Recast the lines of the listing below, from the line containing "456, 746, 474]" through the line containing "187, 59, 201]", inclusive, as a JSON list of strings with one string per line. Leave out any blank lines.

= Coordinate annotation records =
==*==
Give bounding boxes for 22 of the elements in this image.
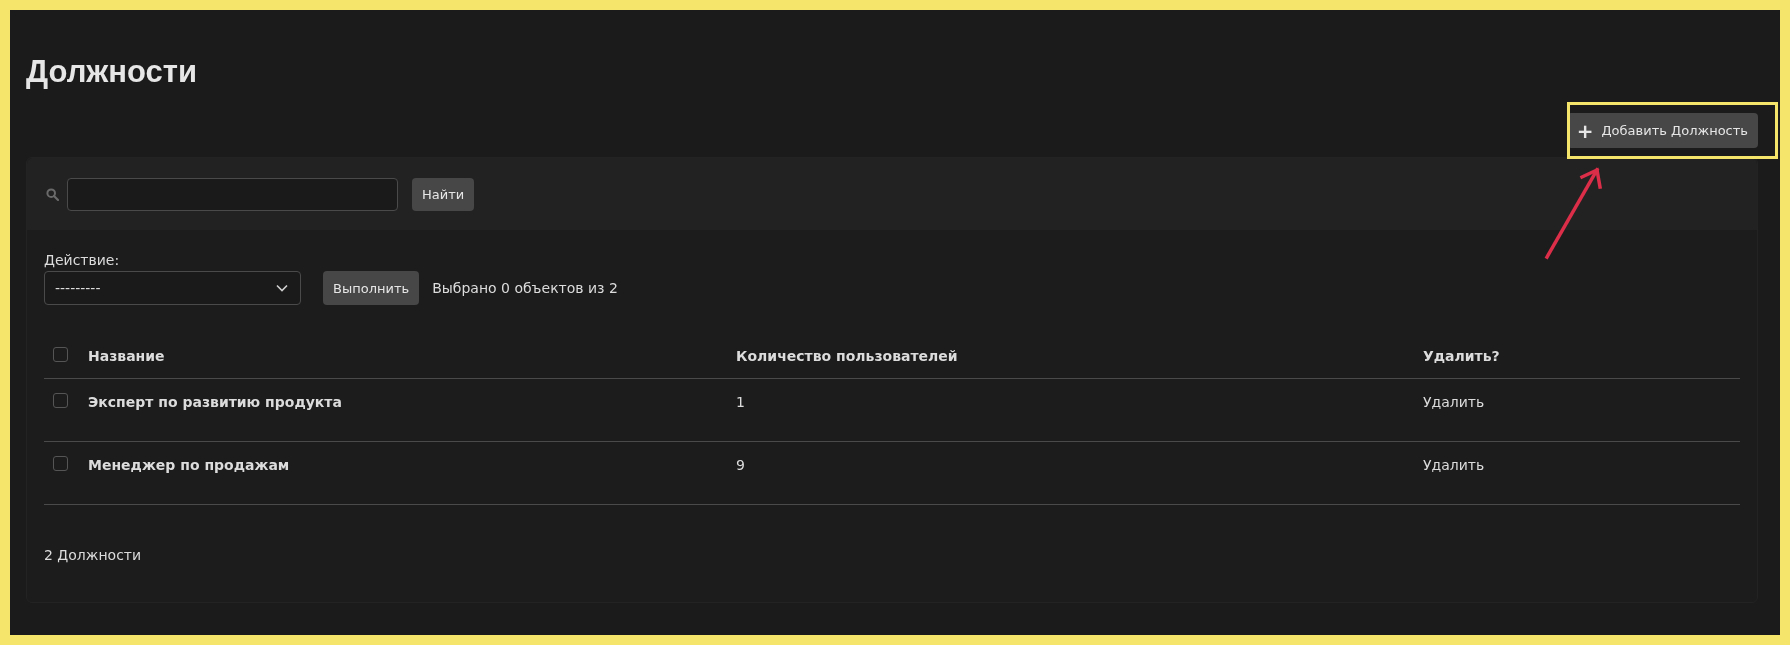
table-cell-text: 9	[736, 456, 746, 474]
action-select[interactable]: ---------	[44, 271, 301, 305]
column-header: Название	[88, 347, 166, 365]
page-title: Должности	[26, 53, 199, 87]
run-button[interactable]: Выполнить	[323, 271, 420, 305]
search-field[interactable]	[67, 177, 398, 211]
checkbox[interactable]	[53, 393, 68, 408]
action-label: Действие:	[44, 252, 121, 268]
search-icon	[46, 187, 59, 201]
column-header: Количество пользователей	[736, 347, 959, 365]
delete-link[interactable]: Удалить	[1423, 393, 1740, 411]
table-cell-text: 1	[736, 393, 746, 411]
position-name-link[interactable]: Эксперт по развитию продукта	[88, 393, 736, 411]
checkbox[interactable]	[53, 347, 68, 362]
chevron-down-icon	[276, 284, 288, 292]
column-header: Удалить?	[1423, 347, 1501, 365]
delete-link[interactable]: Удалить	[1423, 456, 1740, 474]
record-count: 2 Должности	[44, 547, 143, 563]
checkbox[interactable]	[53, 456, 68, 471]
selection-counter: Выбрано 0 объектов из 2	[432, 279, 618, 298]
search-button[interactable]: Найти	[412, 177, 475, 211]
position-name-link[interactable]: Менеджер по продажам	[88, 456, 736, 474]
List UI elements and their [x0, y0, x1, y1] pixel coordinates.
==*==
= Solved problem =
[
  "table-cell-text: 9\t[736, 456, 746, 474]",
  "action-select[interactable]: ---------\t[44, 271, 301, 305]",
  "column-header: Название\t[88, 347, 166, 365]",
  "page-title: Должности\t[26, 53, 199, 87]",
  "run-button[interactable]: Выполнить\t[323, 271, 420, 305]",
  "search-field[interactable]\t[67, 177, 398, 211]",
  "checkbox[interactable]\t[53, 393, 68, 408]",
  "action-label: Действие:\t[44, 252, 121, 268]",
  "search-icon\t[46, 187, 59, 201]"
]